> TASK PROMPT
Look through the records that follow. Copy every line containing the word "JSON".
begin SUPPLIED DATA
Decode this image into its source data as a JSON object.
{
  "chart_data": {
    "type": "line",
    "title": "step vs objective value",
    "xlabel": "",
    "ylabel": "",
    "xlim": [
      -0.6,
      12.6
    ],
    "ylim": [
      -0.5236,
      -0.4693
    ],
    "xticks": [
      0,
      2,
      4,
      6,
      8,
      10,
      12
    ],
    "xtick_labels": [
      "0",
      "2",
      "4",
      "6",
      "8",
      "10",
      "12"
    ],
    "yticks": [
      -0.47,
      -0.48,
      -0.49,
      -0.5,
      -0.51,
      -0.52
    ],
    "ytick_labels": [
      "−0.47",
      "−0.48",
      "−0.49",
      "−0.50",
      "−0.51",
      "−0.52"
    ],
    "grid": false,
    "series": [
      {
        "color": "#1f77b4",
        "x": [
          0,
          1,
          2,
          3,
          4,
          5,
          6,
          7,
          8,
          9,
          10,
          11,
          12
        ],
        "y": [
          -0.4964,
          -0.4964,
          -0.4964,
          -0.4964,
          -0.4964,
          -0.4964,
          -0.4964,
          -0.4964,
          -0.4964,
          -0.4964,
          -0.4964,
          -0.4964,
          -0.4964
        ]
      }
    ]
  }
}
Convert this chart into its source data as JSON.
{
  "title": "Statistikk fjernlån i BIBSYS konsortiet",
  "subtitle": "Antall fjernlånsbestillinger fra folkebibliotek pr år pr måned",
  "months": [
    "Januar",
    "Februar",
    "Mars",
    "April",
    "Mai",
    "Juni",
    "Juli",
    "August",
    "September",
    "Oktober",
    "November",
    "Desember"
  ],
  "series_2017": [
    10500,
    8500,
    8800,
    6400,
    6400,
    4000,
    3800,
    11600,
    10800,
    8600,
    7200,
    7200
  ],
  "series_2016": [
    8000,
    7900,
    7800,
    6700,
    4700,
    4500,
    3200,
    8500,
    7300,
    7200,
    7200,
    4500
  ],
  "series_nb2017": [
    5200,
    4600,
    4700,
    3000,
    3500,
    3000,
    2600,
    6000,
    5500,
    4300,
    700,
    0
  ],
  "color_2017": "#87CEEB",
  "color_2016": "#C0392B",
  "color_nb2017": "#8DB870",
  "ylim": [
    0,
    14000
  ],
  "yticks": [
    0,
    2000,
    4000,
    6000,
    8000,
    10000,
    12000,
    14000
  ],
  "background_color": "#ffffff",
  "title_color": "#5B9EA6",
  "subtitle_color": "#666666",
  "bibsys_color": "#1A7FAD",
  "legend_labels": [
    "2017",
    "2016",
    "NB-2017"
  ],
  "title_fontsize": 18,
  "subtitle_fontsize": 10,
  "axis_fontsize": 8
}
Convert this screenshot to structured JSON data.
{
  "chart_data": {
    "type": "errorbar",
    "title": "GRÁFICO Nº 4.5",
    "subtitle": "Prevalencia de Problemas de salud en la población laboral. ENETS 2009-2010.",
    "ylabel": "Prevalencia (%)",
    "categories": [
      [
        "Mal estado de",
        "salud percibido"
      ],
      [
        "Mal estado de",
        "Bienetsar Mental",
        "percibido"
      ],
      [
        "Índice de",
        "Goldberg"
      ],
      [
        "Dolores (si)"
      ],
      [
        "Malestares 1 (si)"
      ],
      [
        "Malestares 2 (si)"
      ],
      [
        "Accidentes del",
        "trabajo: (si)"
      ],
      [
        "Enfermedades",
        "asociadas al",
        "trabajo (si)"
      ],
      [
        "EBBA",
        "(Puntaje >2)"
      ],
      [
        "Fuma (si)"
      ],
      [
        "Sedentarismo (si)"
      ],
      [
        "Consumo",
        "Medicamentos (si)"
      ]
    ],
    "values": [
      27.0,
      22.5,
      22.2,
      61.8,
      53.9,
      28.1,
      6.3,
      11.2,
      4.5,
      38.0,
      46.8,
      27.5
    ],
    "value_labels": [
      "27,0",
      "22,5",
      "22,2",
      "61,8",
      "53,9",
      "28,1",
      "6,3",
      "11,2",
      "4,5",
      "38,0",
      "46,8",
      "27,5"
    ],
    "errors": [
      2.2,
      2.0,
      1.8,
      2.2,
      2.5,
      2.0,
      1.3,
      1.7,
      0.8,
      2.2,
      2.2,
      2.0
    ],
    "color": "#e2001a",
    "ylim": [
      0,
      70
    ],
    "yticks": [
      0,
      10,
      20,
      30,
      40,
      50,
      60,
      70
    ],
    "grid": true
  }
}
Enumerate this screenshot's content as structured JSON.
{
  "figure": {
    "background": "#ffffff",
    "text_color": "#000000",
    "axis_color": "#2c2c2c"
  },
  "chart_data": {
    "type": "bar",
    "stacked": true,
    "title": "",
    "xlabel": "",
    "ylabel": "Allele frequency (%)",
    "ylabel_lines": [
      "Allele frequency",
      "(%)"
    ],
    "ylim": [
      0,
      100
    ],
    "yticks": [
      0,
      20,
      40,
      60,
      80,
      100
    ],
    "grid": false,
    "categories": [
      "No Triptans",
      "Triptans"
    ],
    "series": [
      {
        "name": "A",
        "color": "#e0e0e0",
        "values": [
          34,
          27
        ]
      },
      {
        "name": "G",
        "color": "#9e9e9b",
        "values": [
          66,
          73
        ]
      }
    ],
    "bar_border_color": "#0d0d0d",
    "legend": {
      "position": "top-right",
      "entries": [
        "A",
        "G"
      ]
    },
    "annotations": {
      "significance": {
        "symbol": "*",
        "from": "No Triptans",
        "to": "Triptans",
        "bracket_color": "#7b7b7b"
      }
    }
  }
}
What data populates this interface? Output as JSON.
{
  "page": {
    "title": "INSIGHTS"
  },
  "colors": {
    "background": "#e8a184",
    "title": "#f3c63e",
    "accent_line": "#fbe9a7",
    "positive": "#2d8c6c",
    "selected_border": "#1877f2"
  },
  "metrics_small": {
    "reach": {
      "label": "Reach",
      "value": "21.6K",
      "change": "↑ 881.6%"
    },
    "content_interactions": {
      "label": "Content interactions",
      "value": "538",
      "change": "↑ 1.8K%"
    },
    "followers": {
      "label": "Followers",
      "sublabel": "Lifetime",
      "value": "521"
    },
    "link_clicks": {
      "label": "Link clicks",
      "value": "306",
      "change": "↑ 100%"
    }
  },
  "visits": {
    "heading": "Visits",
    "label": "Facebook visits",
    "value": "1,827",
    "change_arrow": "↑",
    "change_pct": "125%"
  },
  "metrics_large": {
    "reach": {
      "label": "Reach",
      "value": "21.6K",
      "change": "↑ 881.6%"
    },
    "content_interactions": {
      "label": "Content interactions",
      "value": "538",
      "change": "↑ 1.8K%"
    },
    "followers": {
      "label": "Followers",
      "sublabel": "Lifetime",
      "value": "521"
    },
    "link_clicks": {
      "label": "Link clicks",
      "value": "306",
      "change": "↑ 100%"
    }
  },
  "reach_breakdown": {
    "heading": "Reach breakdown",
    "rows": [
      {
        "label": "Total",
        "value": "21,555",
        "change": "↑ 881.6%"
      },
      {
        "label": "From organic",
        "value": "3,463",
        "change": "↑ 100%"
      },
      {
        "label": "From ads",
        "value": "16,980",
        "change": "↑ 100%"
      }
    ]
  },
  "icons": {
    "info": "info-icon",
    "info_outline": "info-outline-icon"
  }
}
end SUPPLIED DATA
> RESPONSE BELOW
Decode this image into its source data as a JSON object.
Convert this chart into its source data as JSON.
Convert this screenshot to structured JSON data.
Enumerate this screenshot's content as structured JSON.
What data populates this interface? Output as JSON.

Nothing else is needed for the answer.